[Figure record listings]

══════════════════════════════

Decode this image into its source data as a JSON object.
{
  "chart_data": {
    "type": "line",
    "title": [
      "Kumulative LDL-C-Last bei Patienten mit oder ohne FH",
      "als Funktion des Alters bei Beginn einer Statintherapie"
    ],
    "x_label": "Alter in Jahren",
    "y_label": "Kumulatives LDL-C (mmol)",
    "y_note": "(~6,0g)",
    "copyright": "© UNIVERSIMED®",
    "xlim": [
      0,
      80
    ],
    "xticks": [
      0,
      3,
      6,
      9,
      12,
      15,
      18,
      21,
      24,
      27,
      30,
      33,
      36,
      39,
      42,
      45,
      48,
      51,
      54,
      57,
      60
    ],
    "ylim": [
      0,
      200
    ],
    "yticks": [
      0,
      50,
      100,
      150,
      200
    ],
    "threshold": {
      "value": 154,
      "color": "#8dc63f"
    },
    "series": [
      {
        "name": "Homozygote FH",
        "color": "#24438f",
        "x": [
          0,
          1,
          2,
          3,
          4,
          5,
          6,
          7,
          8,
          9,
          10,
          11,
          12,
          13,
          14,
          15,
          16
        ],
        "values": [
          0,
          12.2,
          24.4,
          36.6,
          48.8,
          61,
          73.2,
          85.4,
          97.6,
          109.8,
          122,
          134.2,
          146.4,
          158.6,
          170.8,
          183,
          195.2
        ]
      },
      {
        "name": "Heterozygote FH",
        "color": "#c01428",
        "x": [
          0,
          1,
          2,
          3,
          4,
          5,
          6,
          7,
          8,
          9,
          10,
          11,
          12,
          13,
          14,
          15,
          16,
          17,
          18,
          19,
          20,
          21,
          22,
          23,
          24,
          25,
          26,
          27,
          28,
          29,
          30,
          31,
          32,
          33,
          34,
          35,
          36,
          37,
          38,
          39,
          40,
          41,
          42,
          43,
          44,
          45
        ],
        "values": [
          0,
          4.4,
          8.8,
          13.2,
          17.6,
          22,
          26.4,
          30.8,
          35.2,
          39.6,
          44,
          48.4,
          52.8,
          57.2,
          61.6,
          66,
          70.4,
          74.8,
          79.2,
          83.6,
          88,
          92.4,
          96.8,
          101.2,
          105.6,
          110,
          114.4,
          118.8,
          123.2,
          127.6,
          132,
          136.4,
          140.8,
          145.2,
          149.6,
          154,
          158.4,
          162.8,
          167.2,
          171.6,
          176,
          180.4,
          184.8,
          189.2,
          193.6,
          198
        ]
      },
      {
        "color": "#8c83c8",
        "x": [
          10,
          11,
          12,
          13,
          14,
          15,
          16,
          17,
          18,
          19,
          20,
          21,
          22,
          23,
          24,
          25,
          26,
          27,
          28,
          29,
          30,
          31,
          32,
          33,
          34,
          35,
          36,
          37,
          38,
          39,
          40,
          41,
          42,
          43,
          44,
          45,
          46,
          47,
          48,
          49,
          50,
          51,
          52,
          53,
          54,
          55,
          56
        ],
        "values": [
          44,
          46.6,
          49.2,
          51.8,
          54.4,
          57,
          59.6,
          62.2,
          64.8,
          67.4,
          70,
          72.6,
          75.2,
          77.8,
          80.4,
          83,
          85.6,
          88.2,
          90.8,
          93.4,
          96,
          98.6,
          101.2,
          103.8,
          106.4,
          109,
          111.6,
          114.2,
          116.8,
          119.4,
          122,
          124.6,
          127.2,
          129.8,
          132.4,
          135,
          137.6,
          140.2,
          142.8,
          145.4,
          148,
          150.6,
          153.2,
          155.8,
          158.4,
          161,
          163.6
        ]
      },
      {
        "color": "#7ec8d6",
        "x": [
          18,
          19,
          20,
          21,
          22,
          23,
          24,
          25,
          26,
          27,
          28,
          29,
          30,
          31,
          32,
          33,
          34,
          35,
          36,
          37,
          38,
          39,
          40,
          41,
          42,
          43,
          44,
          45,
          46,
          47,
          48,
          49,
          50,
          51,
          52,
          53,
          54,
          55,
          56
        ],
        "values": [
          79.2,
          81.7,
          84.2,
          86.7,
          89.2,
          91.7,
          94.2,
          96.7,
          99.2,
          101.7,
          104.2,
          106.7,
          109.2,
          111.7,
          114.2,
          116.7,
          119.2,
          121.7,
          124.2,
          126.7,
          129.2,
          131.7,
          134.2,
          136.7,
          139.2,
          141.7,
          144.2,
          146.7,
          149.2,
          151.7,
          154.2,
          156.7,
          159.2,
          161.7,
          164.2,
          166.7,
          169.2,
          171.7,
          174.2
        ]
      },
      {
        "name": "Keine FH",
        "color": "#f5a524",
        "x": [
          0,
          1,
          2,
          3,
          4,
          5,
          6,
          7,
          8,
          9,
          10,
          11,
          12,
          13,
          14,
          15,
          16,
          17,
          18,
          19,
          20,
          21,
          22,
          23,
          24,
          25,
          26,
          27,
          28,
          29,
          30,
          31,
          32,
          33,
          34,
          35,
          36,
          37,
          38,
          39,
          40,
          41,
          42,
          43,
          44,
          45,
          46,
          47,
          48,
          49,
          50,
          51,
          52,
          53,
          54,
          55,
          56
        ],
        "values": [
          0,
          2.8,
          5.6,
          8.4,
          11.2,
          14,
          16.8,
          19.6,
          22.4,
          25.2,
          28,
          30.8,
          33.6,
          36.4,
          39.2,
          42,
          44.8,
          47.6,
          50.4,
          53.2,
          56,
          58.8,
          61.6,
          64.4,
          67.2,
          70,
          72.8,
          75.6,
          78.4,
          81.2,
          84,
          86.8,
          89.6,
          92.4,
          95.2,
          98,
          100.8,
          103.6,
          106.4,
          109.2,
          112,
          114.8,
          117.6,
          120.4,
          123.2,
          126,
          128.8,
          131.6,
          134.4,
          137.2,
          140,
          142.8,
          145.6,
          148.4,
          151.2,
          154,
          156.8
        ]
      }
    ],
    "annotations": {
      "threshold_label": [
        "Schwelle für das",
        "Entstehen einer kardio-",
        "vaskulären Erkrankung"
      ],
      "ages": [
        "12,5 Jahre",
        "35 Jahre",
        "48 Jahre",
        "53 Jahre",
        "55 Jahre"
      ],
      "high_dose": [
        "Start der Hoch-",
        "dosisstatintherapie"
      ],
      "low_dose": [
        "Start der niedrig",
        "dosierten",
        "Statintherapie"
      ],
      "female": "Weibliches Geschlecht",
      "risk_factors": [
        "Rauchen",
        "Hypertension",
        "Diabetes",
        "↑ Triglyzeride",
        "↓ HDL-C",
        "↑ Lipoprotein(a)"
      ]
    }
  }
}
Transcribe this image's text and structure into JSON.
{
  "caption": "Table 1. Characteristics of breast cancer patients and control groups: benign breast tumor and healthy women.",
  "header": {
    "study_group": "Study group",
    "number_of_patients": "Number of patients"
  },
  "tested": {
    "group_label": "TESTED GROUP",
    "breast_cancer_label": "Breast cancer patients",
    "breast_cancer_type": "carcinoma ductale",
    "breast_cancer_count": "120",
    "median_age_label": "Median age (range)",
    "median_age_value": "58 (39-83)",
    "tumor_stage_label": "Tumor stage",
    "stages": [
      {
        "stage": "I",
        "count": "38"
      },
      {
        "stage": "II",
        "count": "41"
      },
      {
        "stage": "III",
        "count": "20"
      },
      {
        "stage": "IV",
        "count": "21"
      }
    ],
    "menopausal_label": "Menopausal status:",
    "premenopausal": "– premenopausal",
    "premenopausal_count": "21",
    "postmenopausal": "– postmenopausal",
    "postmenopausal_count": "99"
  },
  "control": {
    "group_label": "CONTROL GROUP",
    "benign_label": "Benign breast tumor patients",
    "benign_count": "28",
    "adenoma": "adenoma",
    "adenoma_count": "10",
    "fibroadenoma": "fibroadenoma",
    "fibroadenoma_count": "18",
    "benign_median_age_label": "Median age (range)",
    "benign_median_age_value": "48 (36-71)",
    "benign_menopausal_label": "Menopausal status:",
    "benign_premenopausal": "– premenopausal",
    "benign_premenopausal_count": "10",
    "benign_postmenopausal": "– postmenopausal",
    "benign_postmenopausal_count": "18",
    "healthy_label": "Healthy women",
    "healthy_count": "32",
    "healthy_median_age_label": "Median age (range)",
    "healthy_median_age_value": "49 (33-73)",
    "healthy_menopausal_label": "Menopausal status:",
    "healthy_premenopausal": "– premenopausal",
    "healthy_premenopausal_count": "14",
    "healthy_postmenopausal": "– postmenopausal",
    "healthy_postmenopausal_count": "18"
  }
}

══════════════════════════════

• Task goal: Copy every line from the records that holds the string "color".

• Response to the exercise:
      "color": "#8dc63f"
        "color": "#24438f",
        "color": "#c01428",
        "color": "#8c83c8",
        "color": "#7ec8d6",
        "color": "#f5a524",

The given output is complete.